→ **Work to complete**
Determine how many lines of the material hold the string "screenshot" and reply with only that number.

--- --- ---

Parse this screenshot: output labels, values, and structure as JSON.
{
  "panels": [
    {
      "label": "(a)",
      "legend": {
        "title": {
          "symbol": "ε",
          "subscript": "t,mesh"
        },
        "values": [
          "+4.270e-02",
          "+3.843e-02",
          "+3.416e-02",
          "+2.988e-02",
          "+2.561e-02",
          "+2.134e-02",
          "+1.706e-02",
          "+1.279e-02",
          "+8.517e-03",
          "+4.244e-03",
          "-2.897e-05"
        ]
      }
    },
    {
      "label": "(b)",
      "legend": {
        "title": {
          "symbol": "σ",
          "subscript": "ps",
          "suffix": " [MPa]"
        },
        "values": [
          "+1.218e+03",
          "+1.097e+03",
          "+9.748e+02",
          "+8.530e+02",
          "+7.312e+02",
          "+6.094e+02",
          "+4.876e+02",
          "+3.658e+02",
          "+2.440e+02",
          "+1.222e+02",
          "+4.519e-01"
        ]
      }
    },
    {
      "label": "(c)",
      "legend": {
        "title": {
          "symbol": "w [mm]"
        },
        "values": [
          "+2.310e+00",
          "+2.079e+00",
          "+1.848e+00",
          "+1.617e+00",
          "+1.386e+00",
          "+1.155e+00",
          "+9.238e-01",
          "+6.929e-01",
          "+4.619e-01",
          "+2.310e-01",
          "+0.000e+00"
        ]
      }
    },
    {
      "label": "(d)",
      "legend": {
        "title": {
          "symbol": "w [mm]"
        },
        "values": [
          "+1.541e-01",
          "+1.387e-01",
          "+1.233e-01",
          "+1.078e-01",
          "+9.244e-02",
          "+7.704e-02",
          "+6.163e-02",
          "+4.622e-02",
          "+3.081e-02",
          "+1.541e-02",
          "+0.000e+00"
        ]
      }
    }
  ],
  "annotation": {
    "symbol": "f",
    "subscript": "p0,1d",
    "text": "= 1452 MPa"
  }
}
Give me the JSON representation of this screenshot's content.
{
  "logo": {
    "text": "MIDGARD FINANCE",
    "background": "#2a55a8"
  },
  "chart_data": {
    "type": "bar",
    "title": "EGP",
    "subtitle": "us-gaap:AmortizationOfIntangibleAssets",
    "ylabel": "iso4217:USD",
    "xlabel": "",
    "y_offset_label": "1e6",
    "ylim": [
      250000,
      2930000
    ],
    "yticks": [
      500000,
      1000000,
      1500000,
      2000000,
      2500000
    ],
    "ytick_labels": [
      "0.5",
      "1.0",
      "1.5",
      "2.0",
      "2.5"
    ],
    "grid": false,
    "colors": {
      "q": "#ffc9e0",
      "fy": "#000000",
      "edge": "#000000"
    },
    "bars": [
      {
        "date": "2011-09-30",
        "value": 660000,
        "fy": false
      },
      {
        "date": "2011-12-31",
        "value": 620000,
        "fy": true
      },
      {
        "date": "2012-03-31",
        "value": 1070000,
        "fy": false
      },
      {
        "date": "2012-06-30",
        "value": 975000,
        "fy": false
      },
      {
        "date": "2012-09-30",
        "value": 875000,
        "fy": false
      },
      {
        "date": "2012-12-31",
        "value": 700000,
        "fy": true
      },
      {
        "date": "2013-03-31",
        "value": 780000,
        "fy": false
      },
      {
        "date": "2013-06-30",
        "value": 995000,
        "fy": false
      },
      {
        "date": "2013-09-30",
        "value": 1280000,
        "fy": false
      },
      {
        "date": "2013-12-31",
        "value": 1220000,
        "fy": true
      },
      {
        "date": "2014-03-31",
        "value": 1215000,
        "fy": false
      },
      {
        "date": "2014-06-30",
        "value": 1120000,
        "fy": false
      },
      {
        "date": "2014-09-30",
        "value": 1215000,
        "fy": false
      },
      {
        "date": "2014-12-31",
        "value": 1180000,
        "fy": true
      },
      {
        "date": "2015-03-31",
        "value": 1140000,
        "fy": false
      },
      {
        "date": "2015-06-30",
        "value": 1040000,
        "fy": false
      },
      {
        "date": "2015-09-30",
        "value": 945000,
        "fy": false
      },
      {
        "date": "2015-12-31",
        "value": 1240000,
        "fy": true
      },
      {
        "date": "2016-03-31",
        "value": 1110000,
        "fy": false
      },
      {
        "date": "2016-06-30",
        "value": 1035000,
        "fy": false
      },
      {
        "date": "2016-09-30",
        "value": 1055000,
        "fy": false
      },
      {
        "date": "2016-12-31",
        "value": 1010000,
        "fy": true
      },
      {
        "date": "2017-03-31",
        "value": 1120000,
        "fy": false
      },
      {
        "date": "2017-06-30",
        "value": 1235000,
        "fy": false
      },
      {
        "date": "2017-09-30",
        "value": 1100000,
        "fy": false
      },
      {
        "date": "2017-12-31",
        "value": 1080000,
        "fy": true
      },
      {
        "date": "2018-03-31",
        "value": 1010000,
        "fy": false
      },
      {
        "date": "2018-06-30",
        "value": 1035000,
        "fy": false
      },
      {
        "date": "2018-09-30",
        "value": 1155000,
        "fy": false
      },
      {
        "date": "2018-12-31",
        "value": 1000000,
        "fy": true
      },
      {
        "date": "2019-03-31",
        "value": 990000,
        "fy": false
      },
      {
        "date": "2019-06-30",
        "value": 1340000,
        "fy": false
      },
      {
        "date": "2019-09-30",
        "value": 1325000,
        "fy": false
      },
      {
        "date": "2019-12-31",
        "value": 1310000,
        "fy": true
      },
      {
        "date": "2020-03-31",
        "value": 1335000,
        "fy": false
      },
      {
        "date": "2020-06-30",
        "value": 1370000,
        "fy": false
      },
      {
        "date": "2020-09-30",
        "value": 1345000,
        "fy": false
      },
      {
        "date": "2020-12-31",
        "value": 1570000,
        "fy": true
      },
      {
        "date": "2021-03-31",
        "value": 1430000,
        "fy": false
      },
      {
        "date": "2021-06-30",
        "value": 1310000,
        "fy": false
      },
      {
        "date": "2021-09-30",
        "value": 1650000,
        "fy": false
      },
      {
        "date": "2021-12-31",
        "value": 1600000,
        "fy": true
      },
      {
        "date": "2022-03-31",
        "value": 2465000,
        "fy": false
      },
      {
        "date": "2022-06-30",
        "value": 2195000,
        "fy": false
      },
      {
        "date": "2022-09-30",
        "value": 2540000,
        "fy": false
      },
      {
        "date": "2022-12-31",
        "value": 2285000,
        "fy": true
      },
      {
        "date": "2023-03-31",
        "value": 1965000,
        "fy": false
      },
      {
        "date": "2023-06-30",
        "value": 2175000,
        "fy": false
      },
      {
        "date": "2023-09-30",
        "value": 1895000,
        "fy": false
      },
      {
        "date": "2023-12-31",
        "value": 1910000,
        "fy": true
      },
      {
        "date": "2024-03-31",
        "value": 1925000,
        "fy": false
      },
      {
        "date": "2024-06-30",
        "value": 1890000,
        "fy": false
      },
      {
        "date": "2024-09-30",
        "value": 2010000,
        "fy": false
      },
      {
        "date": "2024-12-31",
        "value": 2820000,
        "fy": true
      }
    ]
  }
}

--- --- ---

→ **Solution to the exercise**
2